> TASK DESCRIPTION:
Skip the pictures and quote all of the lines exactly.

[Saved entries]

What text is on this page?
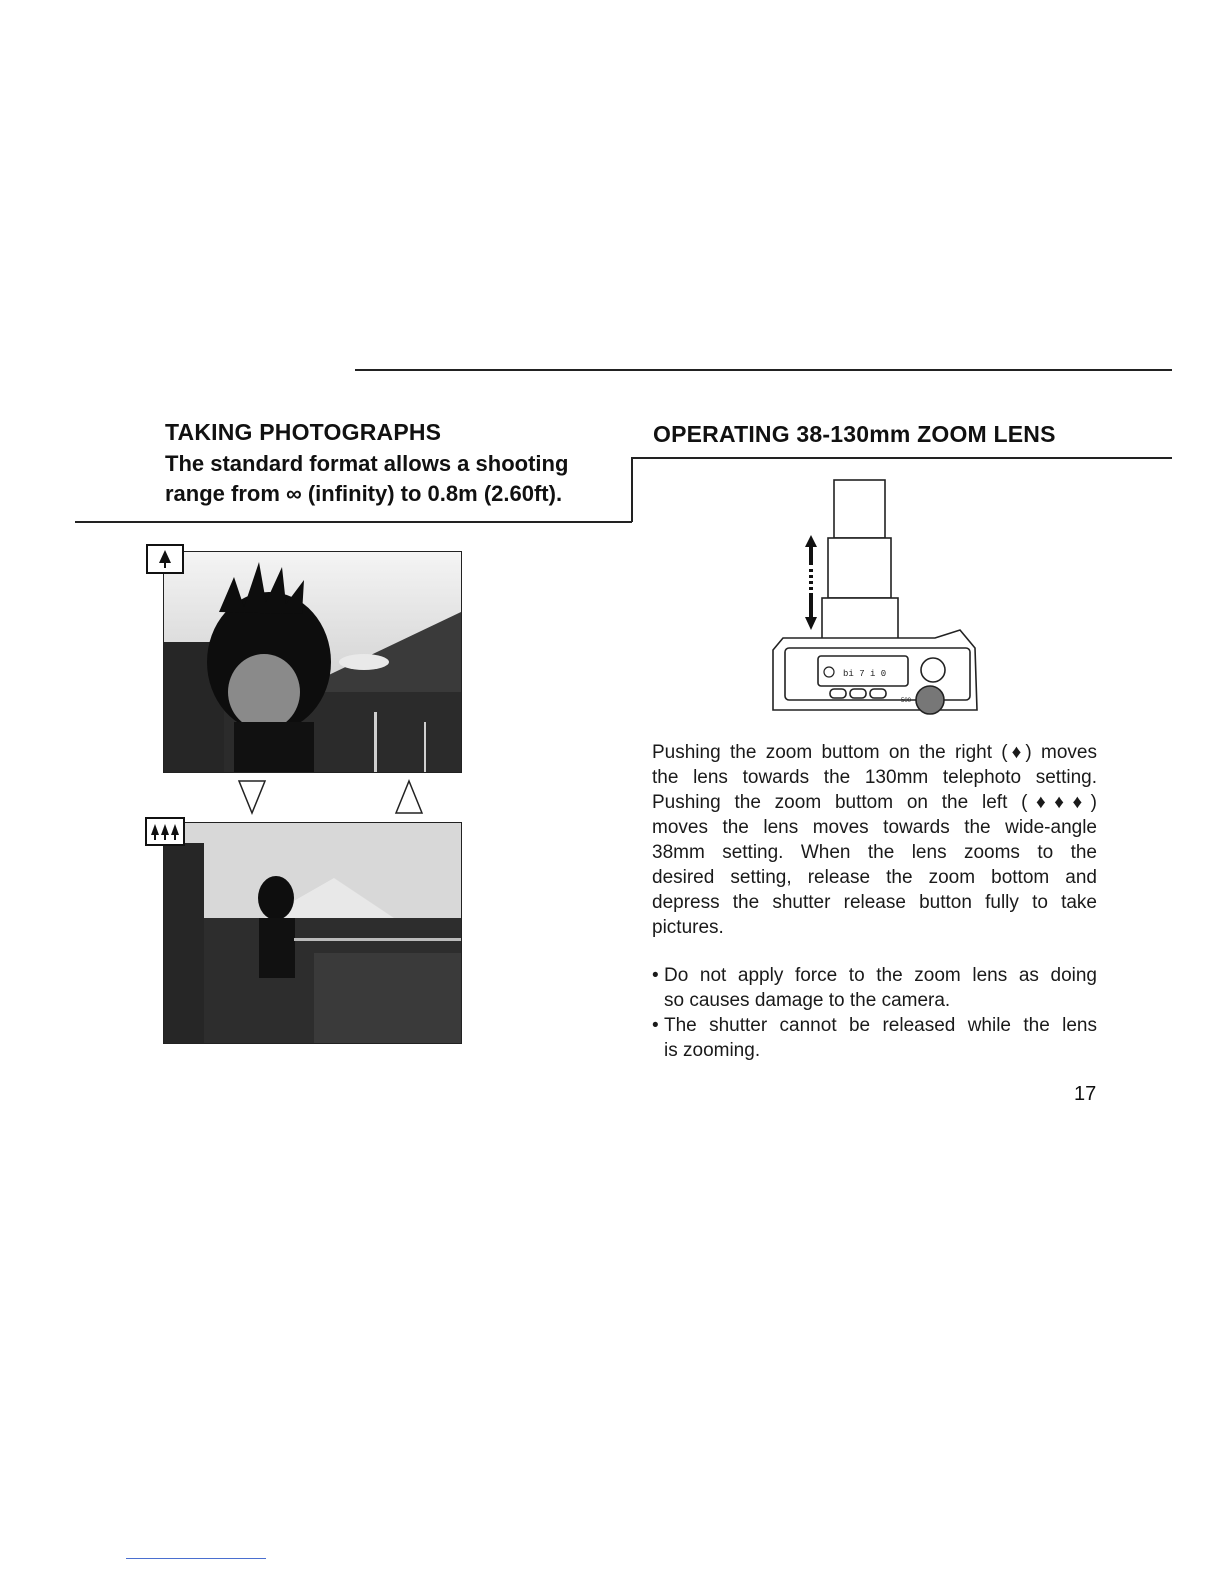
TAKING PHOTOGRAPHS
The standard format allows a shooting
range from ∞ (infinity) to 0.8m (2.60ft).
OPERATING 38-130mm ZOOM LENS
bi 7 i 0
500
Pushing the zoom buttom on the right (♦) moves
the lens towards the 130mm telephoto setting.
Pushing the zoom buttom on the left (♦♦♦)
moves the lens moves towards the wide-angle
38mm setting. When the lens zooms to the
desired setting, release the zoom bottom and
depress the shutter release button fully to take
pictures.
• Do not apply force to the zoom lens as doing
so causes damage to the camera.
• The shutter cannot be released while the lens
is zooming.
17
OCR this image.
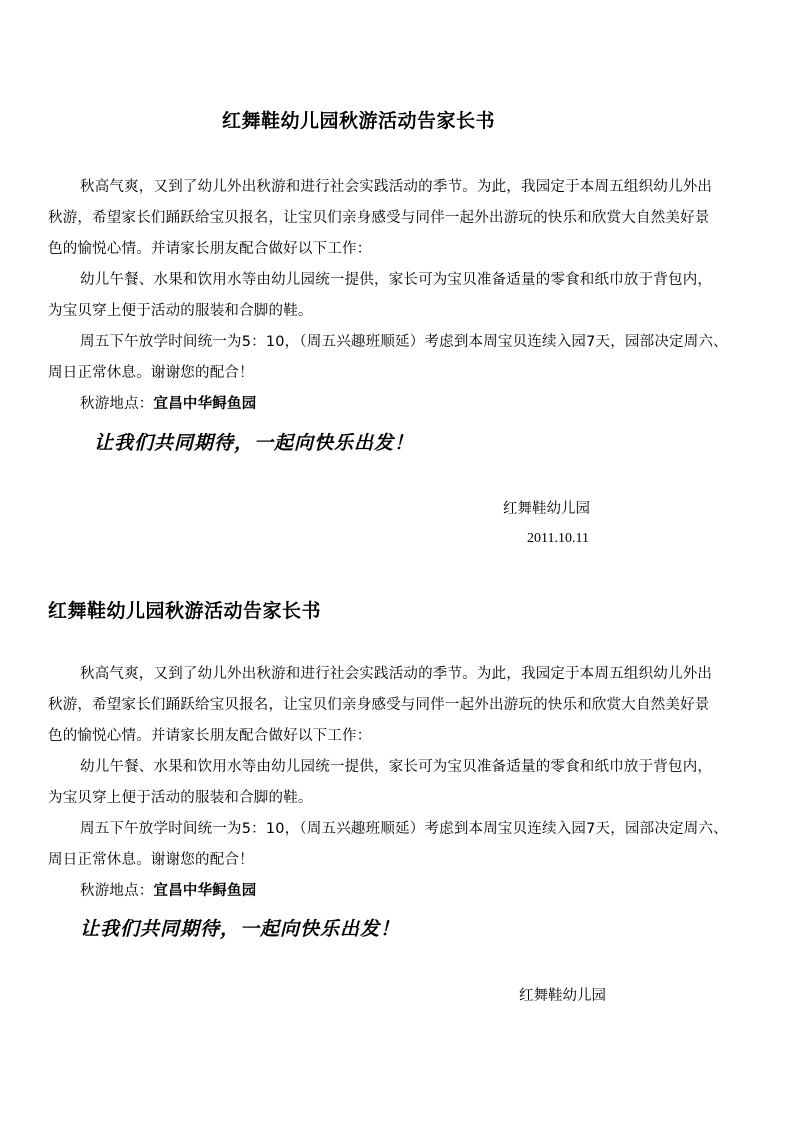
红舞鞋幼儿园秋游活动告家长书
秋高气爽，又到了幼儿外出秋游和进行社会实践活动的季节。为此，我园定于本周五组织幼儿外出
秋游，希望家长们踊跃给宝贝报名，让宝贝们亲身感受与同伴一起外出游玩的快乐和欣赏大自然美好景
色的愉悦心情。并请家长朋友配合做好以下工作：
幼儿午餐、水果和饮用水等由幼儿园统一提供，家长可为宝贝准备适量的零食和纸巾放于背包内，
为宝贝穿上便于活动的服装和合脚的鞋。
周五下午放学时间统一为5：10，（周五兴趣班顺延）考虑到本周宝贝连续入园7天，园部决定周六、
周日正常休息。谢谢您的配合！
秋游地点：宜昌中华鲟鱼园
让我们共同期待，一起向快乐出发！
红舞鞋幼儿园
2011.10.11
红舞鞋幼儿园秋游活动告家长书
秋高气爽，又到了幼儿外出秋游和进行社会实践活动的季节。为此，我园定于本周五组织幼儿外出
秋游，希望家长们踊跃给宝贝报名，让宝贝们亲身感受与同伴一起外出游玩的快乐和欣赏大自然美好景
色的愉悦心情。并请家长朋友配合做好以下工作：
幼儿午餐、水果和饮用水等由幼儿园统一提供，家长可为宝贝准备适量的零食和纸巾放于背包内，
为宝贝穿上便于活动的服装和合脚的鞋。
周五下午放学时间统一为5：10，（周五兴趣班顺延）考虑到本周宝贝连续入园7天，园部决定周六、
周日正常休息。谢谢您的配合！
秋游地点：宜昌中华鲟鱼园
让我们共同期待，一起向快乐出发！
红舞鞋幼儿园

> RESPONSE:
What text is on this page?
TAKING PHOTOGRAPHS
The standard format allows a shooting
range from ∞ (infinity) to 0.8m (2.60ft).
OPERATING 38-130mm ZOOM LENS
bi 7 i 0
500
Pushing the zoom buttom on the right (♦) moves
the lens towards the 130mm telephoto setting.
Pushing the zoom buttom on the left (♦♦♦)
moves the lens moves towards the wide-angle
38mm setting. When the lens zooms to the
desired setting, release the zoom bottom and
depress the shutter release button fully to take
pictures.
• Do not apply force to the zoom lens as doing
so causes damage to the camera.
• The shutter cannot be released while the lens
is zooming.
17
OCR this image.
红舞鞋幼儿园秋游活动告家长书
秋高气爽，又到了幼儿外出秋游和进行社会实践活动的季节。为此，我园定于本周五组织幼儿外出
秋游，希望家长们踊跃给宝贝报名，让宝贝们亲身感受与同伴一起外出游玩的快乐和欣赏大自然美好景
色的愉悦心情。并请家长朋友配合做好以下工作：
幼儿午餐、水果和饮用水等由幼儿园统一提供，家长可为宝贝准备适量的零食和纸巾放于背包内，
为宝贝穿上便于活动的服装和合脚的鞋。
周五下午放学时间统一为5：10，（周五兴趣班顺延）考虑到本周宝贝连续入园7天，园部决定周六、
周日正常休息。谢谢您的配合！
秋游地点：宜昌中华鲟鱼园
让我们共同期待，一起向快乐出发！
红舞鞋幼儿园
2011.10.11
红舞鞋幼儿园秋游活动告家长书
秋高气爽，又到了幼儿外出秋游和进行社会实践活动的季节。为此，我园定于本周五组织幼儿外出
秋游，希望家长们踊跃给宝贝报名，让宝贝们亲身感受与同伴一起外出游玩的快乐和欣赏大自然美好景
色的愉悦心情。并请家长朋友配合做好以下工作：
幼儿午餐、水果和饮用水等由幼儿园统一提供，家长可为宝贝准备适量的零食和纸巾放于背包内，
为宝贝穿上便于活动的服装和合脚的鞋。
周五下午放学时间统一为5：10，（周五兴趣班顺延）考虑到本周宝贝连续入园7天，园部决定周六、
周日正常休息。谢谢您的配合！
秋游地点：宜昌中华鲟鱼园
让我们共同期待，一起向快乐出发！
红舞鞋幼儿园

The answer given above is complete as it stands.